- _WHAT THE EXERCISE ASKS_
Scan the material below for lines with the word "JSON" and report how many there are, with nothing added.

- _MATERIALS PROVIDED_
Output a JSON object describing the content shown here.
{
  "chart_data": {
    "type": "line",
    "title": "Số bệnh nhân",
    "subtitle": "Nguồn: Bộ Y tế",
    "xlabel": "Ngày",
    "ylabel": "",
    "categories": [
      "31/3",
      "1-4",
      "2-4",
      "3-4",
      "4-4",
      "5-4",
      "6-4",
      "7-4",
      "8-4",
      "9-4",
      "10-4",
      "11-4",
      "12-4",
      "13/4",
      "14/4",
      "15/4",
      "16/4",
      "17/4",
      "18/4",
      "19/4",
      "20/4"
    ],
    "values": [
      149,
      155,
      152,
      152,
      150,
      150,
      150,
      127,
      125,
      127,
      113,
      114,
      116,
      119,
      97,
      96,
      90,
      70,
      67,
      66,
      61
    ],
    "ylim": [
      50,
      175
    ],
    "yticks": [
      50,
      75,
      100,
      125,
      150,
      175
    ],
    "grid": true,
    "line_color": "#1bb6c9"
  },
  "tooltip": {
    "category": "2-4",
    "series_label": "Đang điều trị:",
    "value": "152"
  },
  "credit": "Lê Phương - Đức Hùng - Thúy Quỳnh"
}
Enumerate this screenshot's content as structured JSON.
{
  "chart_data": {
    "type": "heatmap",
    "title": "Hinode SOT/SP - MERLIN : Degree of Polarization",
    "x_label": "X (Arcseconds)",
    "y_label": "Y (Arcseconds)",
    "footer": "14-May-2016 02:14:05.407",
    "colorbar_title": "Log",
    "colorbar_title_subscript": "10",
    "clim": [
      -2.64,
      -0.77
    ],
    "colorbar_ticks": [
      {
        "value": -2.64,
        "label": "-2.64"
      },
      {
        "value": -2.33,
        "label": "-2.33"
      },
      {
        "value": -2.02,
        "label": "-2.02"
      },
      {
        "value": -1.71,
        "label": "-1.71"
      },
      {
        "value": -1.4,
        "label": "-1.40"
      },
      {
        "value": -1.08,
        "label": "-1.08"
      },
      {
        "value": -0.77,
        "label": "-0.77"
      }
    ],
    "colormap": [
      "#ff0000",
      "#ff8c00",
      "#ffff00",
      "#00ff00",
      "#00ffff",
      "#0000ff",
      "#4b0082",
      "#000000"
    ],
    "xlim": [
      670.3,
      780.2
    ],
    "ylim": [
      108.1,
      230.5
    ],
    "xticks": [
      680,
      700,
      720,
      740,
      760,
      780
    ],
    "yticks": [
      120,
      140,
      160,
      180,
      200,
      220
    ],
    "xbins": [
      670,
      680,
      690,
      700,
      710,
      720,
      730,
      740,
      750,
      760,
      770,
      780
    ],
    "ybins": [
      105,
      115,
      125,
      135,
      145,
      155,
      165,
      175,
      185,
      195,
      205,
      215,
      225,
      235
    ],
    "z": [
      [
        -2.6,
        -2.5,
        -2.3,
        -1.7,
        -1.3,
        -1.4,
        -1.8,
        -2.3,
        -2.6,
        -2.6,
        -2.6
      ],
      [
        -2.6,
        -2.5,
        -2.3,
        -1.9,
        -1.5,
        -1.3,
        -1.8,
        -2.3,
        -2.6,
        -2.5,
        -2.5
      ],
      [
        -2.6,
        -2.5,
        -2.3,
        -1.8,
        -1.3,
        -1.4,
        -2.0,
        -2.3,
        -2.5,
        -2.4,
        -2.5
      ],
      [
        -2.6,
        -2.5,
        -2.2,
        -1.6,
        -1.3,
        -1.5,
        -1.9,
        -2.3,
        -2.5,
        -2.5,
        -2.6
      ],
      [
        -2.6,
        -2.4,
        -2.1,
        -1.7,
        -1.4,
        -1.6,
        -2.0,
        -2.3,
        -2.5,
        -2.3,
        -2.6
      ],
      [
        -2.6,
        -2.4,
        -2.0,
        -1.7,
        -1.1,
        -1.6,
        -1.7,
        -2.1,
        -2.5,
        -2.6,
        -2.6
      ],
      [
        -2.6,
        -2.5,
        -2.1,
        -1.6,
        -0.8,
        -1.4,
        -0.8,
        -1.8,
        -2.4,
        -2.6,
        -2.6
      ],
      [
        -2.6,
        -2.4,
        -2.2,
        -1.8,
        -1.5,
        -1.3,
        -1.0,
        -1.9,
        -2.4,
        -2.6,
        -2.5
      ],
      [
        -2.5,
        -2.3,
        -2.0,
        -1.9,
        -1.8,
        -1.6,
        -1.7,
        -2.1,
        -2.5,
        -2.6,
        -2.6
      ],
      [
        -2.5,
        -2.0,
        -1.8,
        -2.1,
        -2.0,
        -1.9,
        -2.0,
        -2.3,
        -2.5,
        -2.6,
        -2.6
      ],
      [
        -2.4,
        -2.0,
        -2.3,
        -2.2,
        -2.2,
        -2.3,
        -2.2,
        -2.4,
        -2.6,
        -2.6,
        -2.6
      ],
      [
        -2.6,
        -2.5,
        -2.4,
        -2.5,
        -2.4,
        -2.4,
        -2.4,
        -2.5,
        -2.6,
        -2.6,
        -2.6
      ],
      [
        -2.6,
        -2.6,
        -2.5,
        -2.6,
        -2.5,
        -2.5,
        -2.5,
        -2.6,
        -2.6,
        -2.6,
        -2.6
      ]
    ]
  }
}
==
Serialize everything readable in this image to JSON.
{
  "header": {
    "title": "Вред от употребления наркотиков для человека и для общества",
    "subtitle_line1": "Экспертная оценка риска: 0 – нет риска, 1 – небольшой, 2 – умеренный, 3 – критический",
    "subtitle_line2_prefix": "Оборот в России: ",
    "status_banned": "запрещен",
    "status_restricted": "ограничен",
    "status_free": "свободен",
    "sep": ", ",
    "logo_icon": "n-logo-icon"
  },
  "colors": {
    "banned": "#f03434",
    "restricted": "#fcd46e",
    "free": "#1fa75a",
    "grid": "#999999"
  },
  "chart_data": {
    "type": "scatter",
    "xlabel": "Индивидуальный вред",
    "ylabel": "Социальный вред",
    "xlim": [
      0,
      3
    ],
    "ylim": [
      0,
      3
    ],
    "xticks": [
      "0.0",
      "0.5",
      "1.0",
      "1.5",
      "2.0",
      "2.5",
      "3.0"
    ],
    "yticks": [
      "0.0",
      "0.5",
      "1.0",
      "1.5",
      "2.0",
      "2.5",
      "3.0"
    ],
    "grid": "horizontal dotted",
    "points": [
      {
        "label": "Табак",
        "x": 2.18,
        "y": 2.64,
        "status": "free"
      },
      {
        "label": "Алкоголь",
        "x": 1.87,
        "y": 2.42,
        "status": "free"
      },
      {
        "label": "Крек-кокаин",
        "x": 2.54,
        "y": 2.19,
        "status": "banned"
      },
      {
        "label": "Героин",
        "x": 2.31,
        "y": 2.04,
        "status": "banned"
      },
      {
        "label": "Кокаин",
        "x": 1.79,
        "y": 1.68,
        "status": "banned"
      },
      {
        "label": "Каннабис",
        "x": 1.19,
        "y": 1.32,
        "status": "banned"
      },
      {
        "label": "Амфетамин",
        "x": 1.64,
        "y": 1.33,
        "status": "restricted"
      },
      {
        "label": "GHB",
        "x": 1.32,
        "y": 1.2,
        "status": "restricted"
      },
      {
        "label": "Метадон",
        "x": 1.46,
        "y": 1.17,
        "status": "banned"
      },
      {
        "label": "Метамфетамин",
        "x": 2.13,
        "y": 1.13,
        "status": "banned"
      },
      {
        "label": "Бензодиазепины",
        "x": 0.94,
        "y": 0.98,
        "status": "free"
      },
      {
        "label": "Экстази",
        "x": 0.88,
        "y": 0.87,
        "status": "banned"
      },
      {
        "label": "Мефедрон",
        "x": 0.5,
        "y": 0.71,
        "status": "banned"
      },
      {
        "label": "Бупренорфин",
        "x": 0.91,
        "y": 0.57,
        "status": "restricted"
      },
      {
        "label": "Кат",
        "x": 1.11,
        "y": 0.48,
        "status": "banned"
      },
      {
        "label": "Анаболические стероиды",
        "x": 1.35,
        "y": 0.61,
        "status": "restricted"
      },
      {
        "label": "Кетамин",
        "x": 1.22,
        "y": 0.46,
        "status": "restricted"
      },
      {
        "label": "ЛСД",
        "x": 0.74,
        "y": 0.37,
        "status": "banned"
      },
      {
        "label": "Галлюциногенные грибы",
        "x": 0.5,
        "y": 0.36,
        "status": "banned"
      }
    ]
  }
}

- _REPLY_
3